* begin Data rows *

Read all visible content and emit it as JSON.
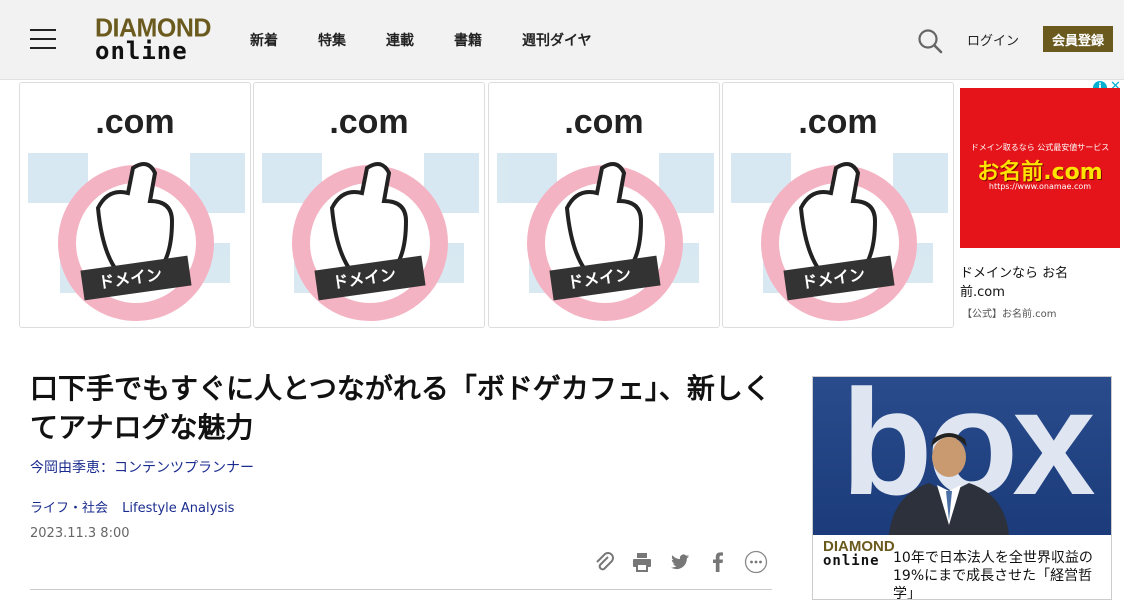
{
  "header": {
    "logo_line1": "DIAMOND",
    "logo_line2": "online",
    "nav": [
      "新着",
      "特集",
      "連載",
      "書籍",
      "週刊ダイヤ"
    ],
    "login": "ログイン",
    "register": "会員登録",
    "brand_color": "#6b5a1e"
  },
  "ads": {
    "tiles": [
      {
        "domain_text": ".com",
        "ribbon": "ドメイン"
      },
      {
        "domain_text": ".com",
        "ribbon": "ドメイン"
      },
      {
        "domain_text": ".com",
        "ribbon": "ドメイン"
      },
      {
        "domain_text": ".com",
        "ribbon": "ドメイン"
      }
    ],
    "side_banner": {
      "line1": "ドメイン取るなら 公式最安値サービス",
      "line2": "お名前.com",
      "line3": "https://www.onamae.com"
    },
    "side_title": "ドメインなら お名前.com",
    "side_source": "【公式】お名前.com"
  },
  "article": {
    "title": "口下手でもすぐに人とつながれる「ボドゲカフェ」、新しくてアナログな魅力",
    "author": "今岡由季恵：コンテンツプランナー",
    "categories": [
      "ライフ・社会",
      "Lifestyle Analysis"
    ],
    "date": "2023.11.3 8:00"
  },
  "share_icons": [
    "clip-icon",
    "print-icon",
    "twitter-icon",
    "facebook-icon",
    "more-icon"
  ],
  "promo": {
    "logo_line1": "DIAMOND",
    "logo_line2": "online",
    "image_text": "box",
    "text": "10年で日本法人を全世界収益の19%にまで成長させた「経営哲学」"
  }
}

* end Data rows *

* Written instruction
Your copy should repeat each entry above exactly but contain no pictures.

* Solution to the problem
Read all visible content and emit it as JSON.
{
  "header": {
    "logo_line1": "DIAMOND",
    "logo_line2": "online",
    "nav": [
      "新着",
      "特集",
      "連載",
      "書籍",
      "週刊ダイヤ"
    ],
    "login": "ログイン",
    "register": "会員登録",
    "brand_color": "#6b5a1e"
  },
  "ads": {
    "tiles": [
      {
        "domain_text": ".com",
        "ribbon": "ドメイン"
      },
      {
        "domain_text": ".com",
        "ribbon": "ドメイン"
      },
      {
        "domain_text": ".com",
        "ribbon": "ドメイン"
      },
      {
        "domain_text": ".com",
        "ribbon": "ドメイン"
      }
    ],
    "side_banner": {
      "line1": "ドメイン取るなら 公式最安値サービス",
      "line2": "お名前.com",
      "line3": "https://www.onamae.com"
    },
    "side_title": "ドメインなら お名前.com",
    "side_source": "【公式】お名前.com"
  },
  "article": {
    "title": "口下手でもすぐに人とつながれる「ボドゲカフェ」、新しくてアナログな魅力",
    "author": "今岡由季恵：コンテンツプランナー",
    "categories": [
      "ライフ・社会",
      "Lifestyle Analysis"
    ],
    "date": "2023.11.3 8:00"
  },
  "share_icons": [
    "clip-icon",
    "print-icon",
    "twitter-icon",
    "facebook-icon",
    "more-icon"
  ],
  "promo": {
    "logo_line1": "DIAMOND",
    "logo_line2": "online",
    "image_text": "box",
    "text": "10年で日本法人を全世界収益の19%にまで成長させた「経営哲学」"
  }
}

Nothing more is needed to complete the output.